§ Work to complete
Work through the data line by line, gathering every line that has the word "aset".

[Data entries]
----
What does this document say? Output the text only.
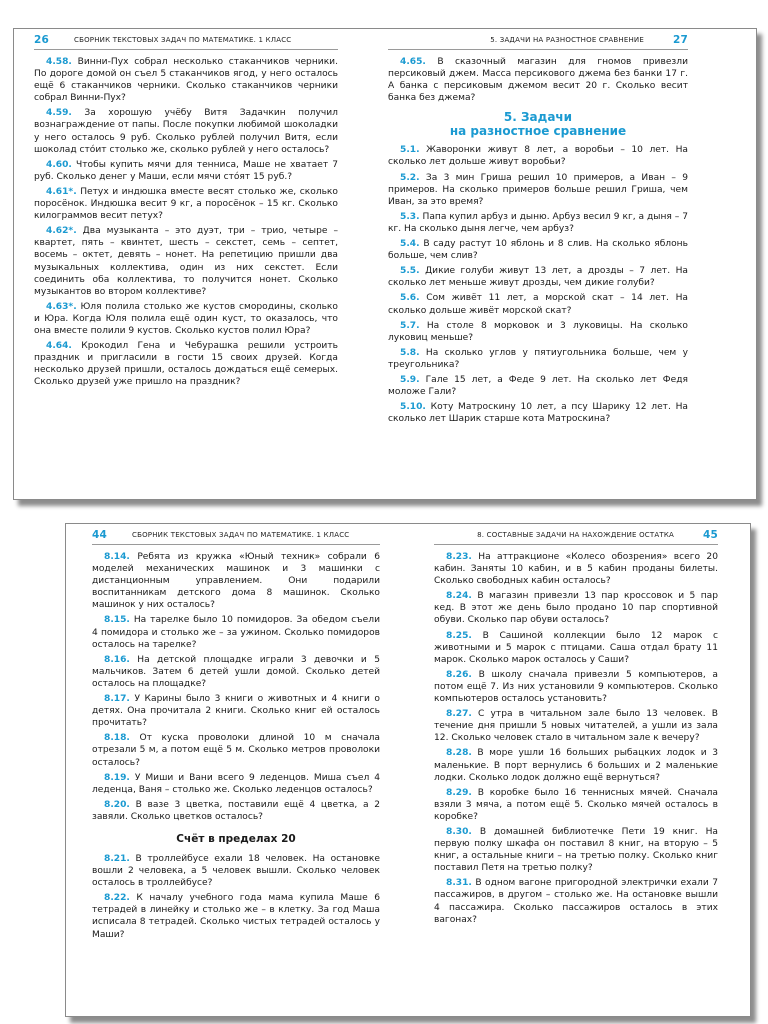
26	СБОРНИК ТЕКСТОВЫХ ЗАДАЧ ПО МАТЕМАТИКЕ. 1 КЛАСС
4.58. Винни-Пух собрал несколько стаканчиков черники. По дороге домой он съел 5 стаканчиков ягод, у него осталось ещё 6 стаканчиков черники. Сколько стаканчиков черники собрал Винни-Пух?
4.59. За хорошую учёбу Витя Задачкин получил вознаграждение от папы. После покупки любимой шоколадки у него осталось 9 руб. Сколько рублей получил Витя, если шоколад стóит столько же, сколько рублей у него осталось?
4.60. Чтобы купить мячи для тенниса, Маше не хватает 7 руб. Сколько денег у Маши, если мячи стóят 15 руб.?
4.61*. Петух и индюшка вместе весят столько же, сколько поросёнок. Индюшка весит 9 кг, а поросёнок – 15 кг. Сколько килограммов весит петух?
4.62*. Два музыканта – это дуэт, три – трио, четыре – квартет, пять – квинтет, шесть – секстет, семь – септет, восемь – октет, девять – нонет. На репетицию пришли два музыкальных коллектива, один из них секстет. Если соединить оба коллектива, то получится нонет. Сколько музыкантов во втором коллективе?
4.63*. Юля полила столько же кустов смородины, сколько и Юра. Когда Юля полила ещё один куст, то оказалось, что она вместе полили 9 кустов. Сколько кустов полил Юра?
4.64. Крокодил Гена и Чебурашка решили устроить праздник и пригласили в гости 15 своих друзей. Когда несколько друзей пришли, осталось дождаться ещё семерых. Сколько друзей уже пришло на праздник?
5. ЗАДАЧИ НА РАЗНОСТНОЕ СРАВНЕНИЕ	27
4.65. В сказочный магазин для гномов привезли персиковый джем. Масса персикового джема без банки 17 г. А банка с персиковым джемом весит 20 г. Сколько весит банка без джема?
5. Задачи
на разностное сравнение
5.1. Жаворонки живут 8 лет, а воробьи – 10 лет. На сколько лет дольше живут воробьи?
5.2. За 3 мин Гриша решил 10 примеров, а Иван – 9 примеров. На сколько примеров больше решил Гриша, чем Иван, за это время?
5.3. Папа купил арбуз и дыню. Арбуз весил 9 кг, а дыня – 7 кг. На сколько дыня легче, чем арбуз?
5.4. В саду растут 10 яблонь и 8 слив. На сколько яблонь больше, чем слив?
5.5. Дикие голуби живут 13 лет, а дрозды – 7 лет. На сколько лет меньше живут дрозды, чем дикие голуби?
5.6. Сом живёт 11 лет, а морской скат – 14 лет. На сколько дольше живёт морской скат?
5.7. На столе 8 морковок и 3 луковицы. На сколько луковиц меньше?
5.8. На сколько углов у пятиугольника больше, чем у треугольника?
5.9. Гале 15 лет, а Феде 9 лет. На сколько лет Федя моложе Гали?
5.10. Коту Матроскину 10 лет, а псу Шарику 12 лет. На сколько лет Шарик старше кота Матроскина?
44	СБОРНИК ТЕКСТОВЫХ ЗАДАЧ ПО МАТЕМАТИКЕ. 1 КЛАСС
8.14. Ребята из кружка «Юный техник» собрали 6 моделей механических машинок и 3 машинки с дистанционным управлением. Они подарили воспитанникам детского дома 8 машинок. Сколько машинок у них осталось?
8.15. На тарелке было 10 помидоров. За обедом съели 4 помидора и столько же – за ужином. Сколько помидоров осталось на тарелке?
8.16. На детской площадке играли 3 девочки и 5 мальчиков. Затем 6 детей ушли домой. Сколько детей осталось на площадке?
8.17. У Карины было 3 книги о животных и 4 книги о детях. Она прочитала 2 книги. Сколько книг ей осталось прочитать?
8.18. От куска проволоки длиной 10 м сначала отрезали 5 м, а потом ещё 5 м. Сколько метров проволоки осталось?
8.19. У Миши и Вани всего 9 леденцов. Миша съел 4 леденца, Ваня – столько же. Сколько леденцов осталось?
8.20. В вазе 3 цветка, поставили ещё 4 цветка, а 2 завяли. Сколько цветков осталось?
Счёт в пределах 20
8.21. В троллейбусе ехали 18 человек. На остановке вошли 2 человека, а 5 человек вышли. Сколько человек осталось в троллейбусе?
8.22. К началу учебного года мама купила Маше 6 тетрадей в линейку и столько же – в клетку. За год Маша исписала 8 тетрадей. Сколько чистых тетрадей осталось у Маши?
8. СОСТАВНЫЕ ЗАДАЧИ НА НАХОЖДЕНИЕ ОСТАТКА	45
8.23. На аттракционе «Колесо обозрения» всего 20 кабин. Заняты 10 кабин, и в 5 кабин проданы билеты. Сколько свободных кабин осталось?
8.24. В магазин привезли 13 пар кроссовок и 5 пар кед. В этот же день было продано 10 пар спортивной обуви. Сколько пар обуви осталось?
8.25. В Сашиной коллекции было 12 марок с животными и 5 марок с птицами. Саша отдал брату 11 марок. Сколько марок осталось у Саши?
8.26. В школу сначала привезли 5 компьютеров, а потом ещё 7. Из них установили 9 компьютеров. Сколько компьютеров осталось установить?
8.27. С утра в читальном зале было 13 человек. В течение дня пришли 5 новых читателей, а ушли из зала 12. Сколько человек стало в читальном зале к вечеру?
8.28. В море ушли 16 больших рыбацких лодок и 3 маленькие. В порт вернулись 6 больших и 2 маленькие лодки. Сколько лодок должно ещё вернуться?
8.29. В коробке было 16 теннисных мячей. Сначала взяли 3 мяча, а потом ещё 5. Сколько мячей осталось в коробке?
8.30. В домашней библиотечке Пети 19 книг. На первую полку шкафа он поставил 8 книг, на вторую – 5 книг, а остальные книги – на третью полку. Сколько книг поставил Петя на третью полку?
8.31. В одном вагоне пригородной электрички ехали 7 пассажиров, в другом – столько же. На остановке вышли 4 пассажира. Сколько пассажиров осталось в этих вагонах?
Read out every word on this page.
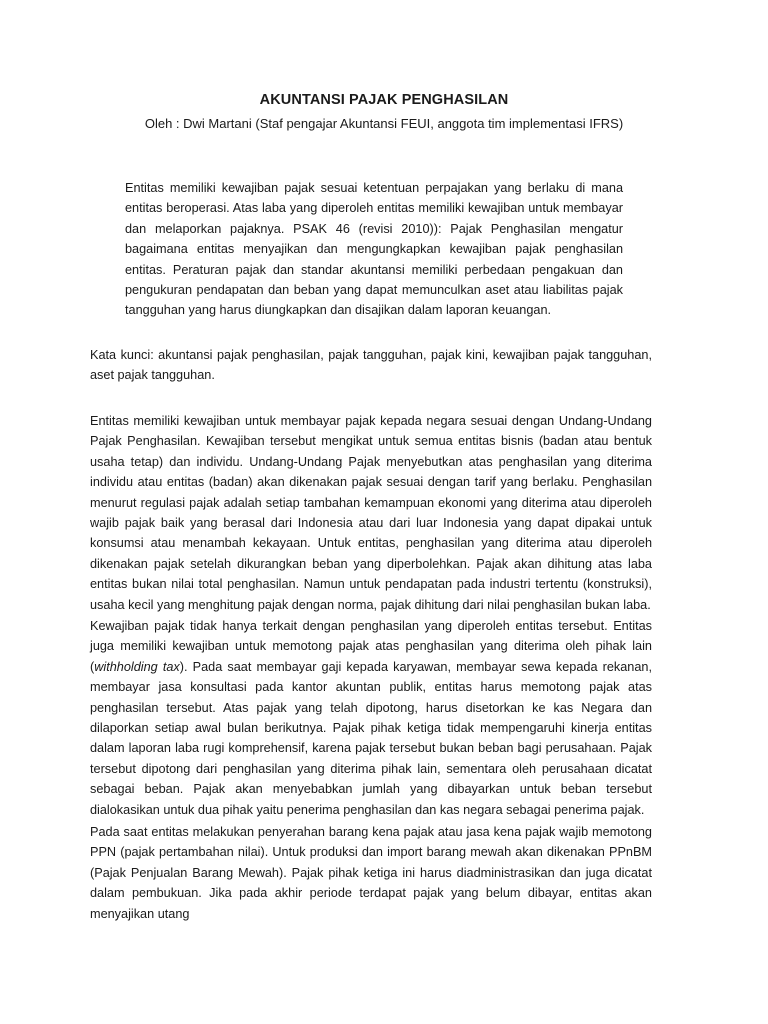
AKUNTANSI PAJAK PENGHASILAN
Oleh : Dwi Martani (Staf pengajar Akuntansi FEUI, anggota tim implementasi IFRS)

Entitas memiliki kewajiban pajak sesuai ketentuan perpajakan yang berlaku di mana entitas beroperasi. Atas laba yang diperoleh entitas memiliki kewajiban untuk membayar dan melaporkan pajaknya. PSAK 46 (revisi 2010)): Pajak Penghasilan mengatur bagaimana entitas menyajikan dan mengungkapkan kewajiban pajak penghasilan entitas. Peraturan pajak dan standar akuntansi memiliki perbedaan pengakuan dan pengukuran pendapatan dan beban yang dapat memunculkan aset atau liabilitas pajak tangguhan yang harus diungkapkan dan disajikan dalam laporan keuangan.

Kata kunci: akuntansi pajak penghasilan, pajak tangguhan, pajak kini, kewajiban pajak tangguhan, aset pajak tangguhan.

Entitas memiliki kewajiban untuk membayar pajak kepada negara sesuai dengan Undang-Undang Pajak Penghasilan. Kewajiban tersebut mengikat untuk semua entitas bisnis (badan atau bentuk usaha tetap) dan individu. Undang-Undang Pajak menyebutkan atas penghasilan yang diterima individu atau entitas (badan) akan dikenakan pajak sesuai dengan tarif yang berlaku. Penghasilan menurut regulasi pajak adalah setiap tambahan kemampuan ekonomi yang diterima atau diperoleh wajib pajak baik yang berasal dari Indonesia atau dari luar Indonesia yang dapat dipakai untuk konsumsi atau menambah kekayaan. Untuk entitas, penghasilan yang diterima atau diperoleh dikenakan pajak setelah dikurangkan beban yang diperbolehkan. Pajak akan dihitung atas laba entitas bukan nilai total penghasilan. Namun untuk pendapatan pada industri tertentu (konstruksi), usaha kecil yang menghitung pajak dengan norma, pajak dihitung dari nilai penghasilan bukan laba.

Kewajiban pajak tidak hanya terkait dengan penghasilan yang diperoleh entitas tersebut. Entitas juga memiliki kewajiban untuk memotong pajak atas penghasilan yang diterima oleh pihak lain (withholding tax). Pada saat membayar gaji kepada karyawan, membayar sewa kepada rekanan, membayar jasa konsultasi pada kantor akuntan publik, entitas harus memotong pajak atas penghasilan tersebut. Atas pajak yang telah dipotong, harus disetorkan ke kas Negara dan dilaporkan setiap awal bulan berikutnya. Pajak pihak ketiga tidak mempengaruhi kinerja entitas dalam laporan laba rugi komprehensif, karena pajak tersebut bukan beban bagi perusahaan. Pajak tersebut dipotong dari penghasilan yang diterima pihak lain, sementara oleh perusahaan dicatat sebagai beban. Pajak akan menyebabkan jumlah yang dibayarkan untuk beban tersebut dialokasikan untuk dua pihak yaitu penerima penghasilan dan kas negara sebagai penerima pajak.

Pada saat entitas melakukan penyerahan barang kena pajak atau jasa kena pajak wajib memotong PPN (pajak pertambahan nilai). Untuk produksi dan import barang mewah akan dikenakan PPnBM (Pajak Penjualan Barang Mewah). Pajak pihak ketiga ini harus diadministrasikan dan juga dicatat dalam pembukuan. Jika pada akhir periode terdapat pajak yang belum dibayar, entitas akan menyajikan utang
----
§ Expected answer
Entitas memiliki kewajiban pajak sesuai ketentuan perpajakan yang berlaku di mana entitas beroperasi. Atas laba yang diperoleh entitas memiliki kewajiban untuk membayar dan melaporkan pajaknya. PSAK 46 (revisi 2010)): Pajak Penghasilan mengatur bagaimana entitas menyajikan dan mengungkapkan kewajiban pajak penghasilan entitas. Peraturan pajak dan standar akuntansi memiliki perbedaan pengakuan dan pengukuran pendapatan dan beban yang dapat memunculkan aset atau liabilitas pajak tangguhan yang harus diungkapkan dan disajikan dalam laporan keuangan.
Kata kunci: akuntansi pajak penghasilan, pajak tangguhan, pajak kini, kewajiban pajak tangguhan, aset pajak tangguhan.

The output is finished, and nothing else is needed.